Collection entries
───
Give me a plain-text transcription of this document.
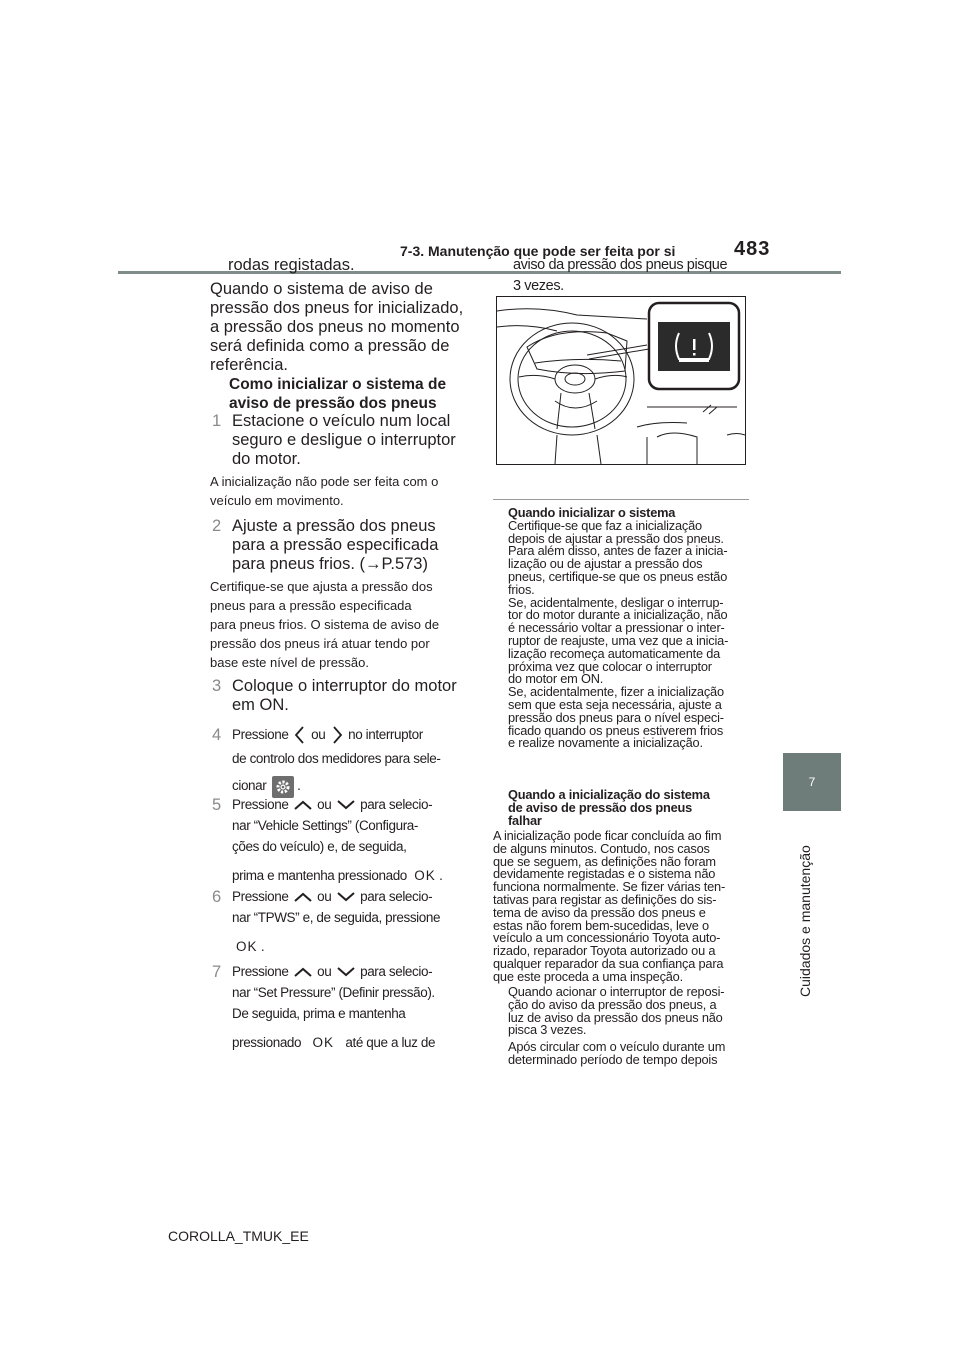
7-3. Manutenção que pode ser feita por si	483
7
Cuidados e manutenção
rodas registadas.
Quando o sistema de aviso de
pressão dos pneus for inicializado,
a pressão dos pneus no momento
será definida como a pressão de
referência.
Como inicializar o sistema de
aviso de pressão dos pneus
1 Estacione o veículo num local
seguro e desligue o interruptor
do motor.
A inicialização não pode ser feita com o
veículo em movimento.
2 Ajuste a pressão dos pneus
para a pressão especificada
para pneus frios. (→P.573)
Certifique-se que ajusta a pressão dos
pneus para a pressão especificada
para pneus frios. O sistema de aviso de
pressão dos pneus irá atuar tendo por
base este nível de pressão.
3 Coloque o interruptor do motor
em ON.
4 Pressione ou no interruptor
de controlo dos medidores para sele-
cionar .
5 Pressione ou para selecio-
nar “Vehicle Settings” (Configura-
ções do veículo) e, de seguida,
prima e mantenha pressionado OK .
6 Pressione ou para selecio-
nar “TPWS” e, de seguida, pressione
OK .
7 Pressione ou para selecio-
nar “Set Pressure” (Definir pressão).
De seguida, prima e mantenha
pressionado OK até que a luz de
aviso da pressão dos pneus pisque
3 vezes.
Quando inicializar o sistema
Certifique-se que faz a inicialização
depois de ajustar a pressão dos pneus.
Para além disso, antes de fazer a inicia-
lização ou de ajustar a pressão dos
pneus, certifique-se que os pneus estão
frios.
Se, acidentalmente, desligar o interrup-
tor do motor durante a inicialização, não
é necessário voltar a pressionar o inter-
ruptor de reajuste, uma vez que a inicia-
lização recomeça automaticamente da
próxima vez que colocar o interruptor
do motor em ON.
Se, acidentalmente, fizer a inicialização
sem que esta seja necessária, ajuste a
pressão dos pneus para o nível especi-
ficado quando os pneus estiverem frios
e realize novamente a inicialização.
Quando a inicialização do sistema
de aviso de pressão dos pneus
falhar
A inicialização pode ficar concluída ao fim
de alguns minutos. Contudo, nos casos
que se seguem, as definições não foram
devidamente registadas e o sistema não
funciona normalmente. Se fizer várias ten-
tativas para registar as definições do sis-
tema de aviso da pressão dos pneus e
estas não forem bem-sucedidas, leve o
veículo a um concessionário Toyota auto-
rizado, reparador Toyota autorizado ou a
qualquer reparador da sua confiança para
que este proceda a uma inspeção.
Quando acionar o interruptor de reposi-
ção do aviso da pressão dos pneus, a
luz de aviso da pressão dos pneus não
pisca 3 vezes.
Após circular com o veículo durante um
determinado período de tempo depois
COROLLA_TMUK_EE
───
# Problem to solve
Your copy of the data should match it exactly, except that pictures are left out.

# Full output
Give me a plain-text transcription of this document.
7-3. Manutenção que pode ser feita por si	483
7
Cuidados e manutenção
rodas registadas.
Quando o sistema de aviso de
pressão dos pneus for inicializado,
a pressão dos pneus no momento
será definida como a pressão de
referência.
Como inicializar o sistema de
aviso de pressão dos pneus
1 Estacione o veículo num local
seguro e desligue o interruptor
do motor.
A inicialização não pode ser feita com o
veículo em movimento.
2 Ajuste a pressão dos pneus
para a pressão especificada
para pneus frios. (→P.573)
Certifique-se que ajusta a pressão dos
pneus para a pressão especificada
para pneus frios. O sistema de aviso de
pressão dos pneus irá atuar tendo por
base este nível de pressão.
3 Coloque o interruptor do motor
em ON.
4 Pressione ou no interruptor
de controlo dos medidores para sele-
cionar .
5 Pressione ou para selecio-
nar “Vehicle Settings” (Configura-
ções do veículo) e, de seguida,
prima e mantenha pressionado OK .
6 Pressione ou para selecio-
nar “TPWS” e, de seguida, pressione
OK .
7 Pressione ou para selecio-
nar “Set Pressure” (Definir pressão).
De seguida, prima e mantenha
pressionado OK até que a luz de
aviso da pressão dos pneus pisque
3 vezes.
Quando inicializar o sistema
Certifique-se que faz a inicialização
depois de ajustar a pressão dos pneus.
Para além disso, antes de fazer a inicia-
lização ou de ajustar a pressão dos
pneus, certifique-se que os pneus estão
frios.
Se, acidentalmente, desligar o interrup-
tor do motor durante a inicialização, não
é necessário voltar a pressionar o inter-
ruptor de reajuste, uma vez que a inicia-
lização recomeça automaticamente da
próxima vez que colocar o interruptor
do motor em ON.
Se, acidentalmente, fizer a inicialização
sem que esta seja necessária, ajuste a
pressão dos pneus para o nível especi-
ficado quando os pneus estiverem frios
e realize novamente a inicialização.
Quando a inicialização do sistema
de aviso de pressão dos pneus
falhar
A inicialização pode ficar concluída ao fim
de alguns minutos. Contudo, nos casos
que se seguem, as definições não foram
devidamente registadas e o sistema não
funciona normalmente. Se fizer várias ten-
tativas para registar as definições do sis-
tema de aviso da pressão dos pneus e
estas não forem bem-sucedidas, leve o
veículo a um concessionário Toyota auto-
rizado, reparador Toyota autorizado ou a
qualquer reparador da sua confiança para
que este proceda a uma inspeção.
Quando acionar o interruptor de reposi-
ção do aviso da pressão dos pneus, a
luz de aviso da pressão dos pneus não
pisca 3 vezes.
Após circular com o veículo durante um
determinado período de tempo depois
COROLLA_TMUK_EE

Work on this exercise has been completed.